Excerpted data:
* * *
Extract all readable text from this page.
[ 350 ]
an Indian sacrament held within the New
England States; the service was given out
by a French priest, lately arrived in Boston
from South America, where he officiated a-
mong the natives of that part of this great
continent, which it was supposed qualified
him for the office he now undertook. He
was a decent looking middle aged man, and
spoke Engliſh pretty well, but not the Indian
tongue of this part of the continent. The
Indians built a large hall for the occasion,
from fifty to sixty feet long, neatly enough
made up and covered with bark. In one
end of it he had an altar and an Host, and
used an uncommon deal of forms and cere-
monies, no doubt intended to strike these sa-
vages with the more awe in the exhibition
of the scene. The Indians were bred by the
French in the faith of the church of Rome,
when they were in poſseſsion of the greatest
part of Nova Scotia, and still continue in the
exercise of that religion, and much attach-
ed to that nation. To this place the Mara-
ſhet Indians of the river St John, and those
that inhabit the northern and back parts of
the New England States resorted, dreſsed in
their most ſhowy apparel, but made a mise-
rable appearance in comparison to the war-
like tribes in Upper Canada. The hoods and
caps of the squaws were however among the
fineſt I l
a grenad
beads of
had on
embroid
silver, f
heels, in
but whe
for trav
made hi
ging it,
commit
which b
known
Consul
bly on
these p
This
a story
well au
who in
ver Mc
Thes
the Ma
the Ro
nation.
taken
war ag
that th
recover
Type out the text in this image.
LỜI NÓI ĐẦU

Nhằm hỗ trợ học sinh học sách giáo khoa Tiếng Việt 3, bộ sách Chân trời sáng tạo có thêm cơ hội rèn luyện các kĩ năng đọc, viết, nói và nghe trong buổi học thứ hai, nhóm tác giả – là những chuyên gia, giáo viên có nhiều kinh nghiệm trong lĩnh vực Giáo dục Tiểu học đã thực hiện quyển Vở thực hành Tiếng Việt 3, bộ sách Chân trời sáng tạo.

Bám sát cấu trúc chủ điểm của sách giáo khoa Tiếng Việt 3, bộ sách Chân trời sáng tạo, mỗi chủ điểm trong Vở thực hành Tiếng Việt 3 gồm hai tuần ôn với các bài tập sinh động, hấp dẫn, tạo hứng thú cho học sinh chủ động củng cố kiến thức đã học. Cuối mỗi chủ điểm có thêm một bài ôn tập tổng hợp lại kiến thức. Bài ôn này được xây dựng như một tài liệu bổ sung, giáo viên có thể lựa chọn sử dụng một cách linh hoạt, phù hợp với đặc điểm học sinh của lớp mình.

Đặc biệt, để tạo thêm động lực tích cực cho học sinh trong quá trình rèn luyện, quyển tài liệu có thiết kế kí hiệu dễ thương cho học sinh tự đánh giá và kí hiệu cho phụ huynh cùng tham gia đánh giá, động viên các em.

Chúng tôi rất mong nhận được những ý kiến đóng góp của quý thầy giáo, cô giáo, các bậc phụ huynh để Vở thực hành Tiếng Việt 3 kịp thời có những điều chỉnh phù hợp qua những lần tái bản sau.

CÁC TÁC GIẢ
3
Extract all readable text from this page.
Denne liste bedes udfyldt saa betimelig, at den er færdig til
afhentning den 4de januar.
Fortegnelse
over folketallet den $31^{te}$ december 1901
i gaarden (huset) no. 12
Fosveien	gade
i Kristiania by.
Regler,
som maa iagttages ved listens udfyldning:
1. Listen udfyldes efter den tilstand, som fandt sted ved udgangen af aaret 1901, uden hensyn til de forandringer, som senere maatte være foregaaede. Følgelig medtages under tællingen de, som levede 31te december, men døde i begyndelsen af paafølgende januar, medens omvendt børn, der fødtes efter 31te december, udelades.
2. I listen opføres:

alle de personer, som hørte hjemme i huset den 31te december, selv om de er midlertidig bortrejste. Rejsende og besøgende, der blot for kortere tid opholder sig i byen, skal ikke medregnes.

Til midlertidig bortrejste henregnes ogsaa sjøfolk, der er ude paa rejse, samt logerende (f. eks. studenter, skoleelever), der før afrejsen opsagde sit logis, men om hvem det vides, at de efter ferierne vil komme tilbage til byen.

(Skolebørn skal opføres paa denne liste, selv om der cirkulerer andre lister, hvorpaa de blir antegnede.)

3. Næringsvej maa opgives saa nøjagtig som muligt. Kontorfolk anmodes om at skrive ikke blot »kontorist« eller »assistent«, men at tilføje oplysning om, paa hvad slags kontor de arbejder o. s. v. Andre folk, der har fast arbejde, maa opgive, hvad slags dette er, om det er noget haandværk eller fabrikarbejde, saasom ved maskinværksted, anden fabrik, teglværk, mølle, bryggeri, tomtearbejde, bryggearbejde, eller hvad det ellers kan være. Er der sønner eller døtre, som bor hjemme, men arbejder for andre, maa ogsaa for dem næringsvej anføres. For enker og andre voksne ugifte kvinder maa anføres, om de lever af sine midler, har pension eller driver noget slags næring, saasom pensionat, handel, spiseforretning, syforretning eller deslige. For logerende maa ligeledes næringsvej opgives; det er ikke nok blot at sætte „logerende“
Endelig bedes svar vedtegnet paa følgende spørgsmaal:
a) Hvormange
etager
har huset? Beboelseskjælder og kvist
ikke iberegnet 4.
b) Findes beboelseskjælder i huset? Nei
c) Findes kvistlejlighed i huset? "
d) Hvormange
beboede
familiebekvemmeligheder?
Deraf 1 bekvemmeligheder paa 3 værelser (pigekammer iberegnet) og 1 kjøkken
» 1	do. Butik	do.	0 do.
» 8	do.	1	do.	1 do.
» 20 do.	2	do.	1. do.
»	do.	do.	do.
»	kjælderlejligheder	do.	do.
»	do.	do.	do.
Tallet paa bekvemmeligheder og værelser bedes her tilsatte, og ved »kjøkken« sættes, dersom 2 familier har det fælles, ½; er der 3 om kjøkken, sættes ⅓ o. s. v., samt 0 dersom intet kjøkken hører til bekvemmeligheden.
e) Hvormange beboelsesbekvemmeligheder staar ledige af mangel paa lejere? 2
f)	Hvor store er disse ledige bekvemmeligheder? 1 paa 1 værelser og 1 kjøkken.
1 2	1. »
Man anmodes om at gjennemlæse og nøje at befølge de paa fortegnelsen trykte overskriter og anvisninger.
* * *
Work to do: Give the entries once more, exactly as they appear.

Response:
Extract all readable text from this page.
[ 350 ]
an Indian sacrament held within the New
England States; the service was given out
by a French priest, lately arrived in Boston
from South America, where he officiated a-
mong the natives of that part of this great
continent, which it was supposed qualified
him for the office he now undertook. He
was a decent looking middle aged man, and
spoke Engliſh pretty well, but not the Indian
tongue of this part of the continent. The
Indians built a large hall for the occasion,
from fifty to sixty feet long, neatly enough
made up and covered with bark. In one
end of it he had an altar and an Host, and
used an uncommon deal of forms and cere-
monies, no doubt intended to strike these sa-
vages with the more awe in the exhibition
of the scene. The Indians were bred by the
French in the faith of the church of Rome,
when they were in poſseſsion of the greatest
part of Nova Scotia, and still continue in the
exercise of that religion, and much attach-
ed to that nation. To this place the Mara-
ſhet Indians of the river St John, and those
that inhabit the northern and back parts of
the New England States resorted, dreſsed in
their most ſhowy apparel, but made a mise-
rable appearance in comparison to the war-
like tribes in Upper Canada. The hoods and
caps of the squaws were however among the
fineſt I l
a grenad
beads of
had on
embroid
silver, f
heels, in
but whe
for trav
made hi
ging it,
commit
which b
known
Consul
bly on
these p
This
a story
well au
who in
ver Mc
Thes
the Ma
the Ro
nation.
taken
war ag
that th
recover
Type out the text in this image.
LỜI NÓI ĐẦU

Nhằm hỗ trợ học sinh học sách giáo khoa Tiếng Việt 3, bộ sách Chân trời sáng tạo có thêm cơ hội rèn luyện các kĩ năng đọc, viết, nói và nghe trong buổi học thứ hai, nhóm tác giả – là những chuyên gia, giáo viên có nhiều kinh nghiệm trong lĩnh vực Giáo dục Tiểu học đã thực hiện quyển Vở thực hành Tiếng Việt 3, bộ sách Chân trời sáng tạo.

Bám sát cấu trúc chủ điểm của sách giáo khoa Tiếng Việt 3, bộ sách Chân trời sáng tạo, mỗi chủ điểm trong Vở thực hành Tiếng Việt 3 gồm hai tuần ôn với các bài tập sinh động, hấp dẫn, tạo hứng thú cho học sinh chủ động củng cố kiến thức đã học. Cuối mỗi chủ điểm có thêm một bài ôn tập tổng hợp lại kiến thức. Bài ôn này được xây dựng như một tài liệu bổ sung, giáo viên có thể lựa chọn sử dụng một cách linh hoạt, phù hợp với đặc điểm học sinh của lớp mình.

Đặc biệt, để tạo thêm động lực tích cực cho học sinh trong quá trình rèn luyện, quyển tài liệu có thiết kế kí hiệu dễ thương cho học sinh tự đánh giá và kí hiệu cho phụ huynh cùng tham gia đánh giá, động viên các em.

Chúng tôi rất mong nhận được những ý kiến đóng góp của quý thầy giáo, cô giáo, các bậc phụ huynh để Vở thực hành Tiếng Việt 3 kịp thời có những điều chỉnh phù hợp qua những lần tái bản sau.

CÁC TÁC GIẢ
3
Extract all readable text from this page.
Denne liste bedes udfyldt saa betimelig, at den er færdig til
afhentning den 4de januar.
Fortegnelse
over folketallet den $31^{te}$ december 1901
i gaarden (huset) no. 12
Fosveien	gade
i Kristiania by.
Regler,
som maa iagttages ved listens udfyldning:
1. Listen udfyldes efter den tilstand, som fandt sted ved udgangen af aaret 1901, uden hensyn til de forandringer, som senere maatte være foregaaede. Følgelig medtages under tællingen de, som levede 31te december, men døde i begyndelsen af paafølgende januar, medens omvendt børn, der fødtes efter 31te december, udelades.
2. I listen opføres:

alle de personer, som hørte hjemme i huset den 31te december, selv om de er midlertidig bortrejste. Rejsende og besøgende, der blot for kortere tid opholder sig i byen, skal ikke medregnes.

Til midlertidig bortrejste henregnes ogsaa sjøfolk, der er ude paa rejse, samt logerende (f. eks. studenter, skoleelever), der før afrejsen opsagde sit logis, men om hvem det vides, at de efter ferierne vil komme tilbage til byen.

(Skolebørn skal opføres paa denne liste, selv om der cirkulerer andre lister, hvorpaa de blir antegnede.)

3. Næringsvej maa opgives saa nøjagtig som muligt. Kontorfolk anmodes om at skrive ikke blot »kontorist« eller »assistent«, men at tilføje oplysning om, paa hvad slags kontor de arbejder o. s. v. Andre folk, der har fast arbejde, maa opgive, hvad slags dette er, om det er noget haandværk eller fabrikarbejde, saasom ved maskinværksted, anden fabrik, teglværk, mølle, bryggeri, tomtearbejde, bryggearbejde, eller hvad det ellers kan være. Er der sønner eller døtre, som bor hjemme, men arbejder for andre, maa ogsaa for dem næringsvej anføres. For enker og andre voksne ugifte kvinder maa anføres, om de lever af sine midler, har pension eller driver noget slags næring, saasom pensionat, handel, spiseforretning, syforretning eller deslige. For logerende maa ligeledes næringsvej opgives; det er ikke nok blot at sætte „logerende“
Endelig bedes svar vedtegnet paa følgende spørgsmaal:
a) Hvormange
etager
har huset? Beboelseskjælder og kvist
ikke iberegnet 4.
b) Findes beboelseskjælder i huset? Nei
c) Findes kvistlejlighed i huset? "
d) Hvormange
beboede
familiebekvemmeligheder?
Deraf 1 bekvemmeligheder paa 3 værelser (pigekammer iberegnet) og 1 kjøkken
» 1	do. Butik	do.	0 do.
» 8	do.	1	do.	1 do.
» 20 do.	2	do.	1. do.
»	do.	do.	do.
»	kjælderlejligheder	do.	do.
»	do.	do.	do.
Tallet paa bekvemmeligheder og værelser bedes her tilsatte, og ved »kjøkken« sættes, dersom 2 familier har det fælles, ½; er der 3 om kjøkken, sættes ⅓ o. s. v., samt 0 dersom intet kjøkken hører til bekvemmeligheden.
e) Hvormange beboelsesbekvemmeligheder staar ledige af mangel paa lejere? 2
f)	Hvor store er disse ledige bekvemmeligheder? 1 paa 1 værelser og 1 kjøkken.
1 2	1. »
Man anmodes om at gjennemlæse og nøje at befølge de paa fortegnelsen trykte overskriter og anvisninger.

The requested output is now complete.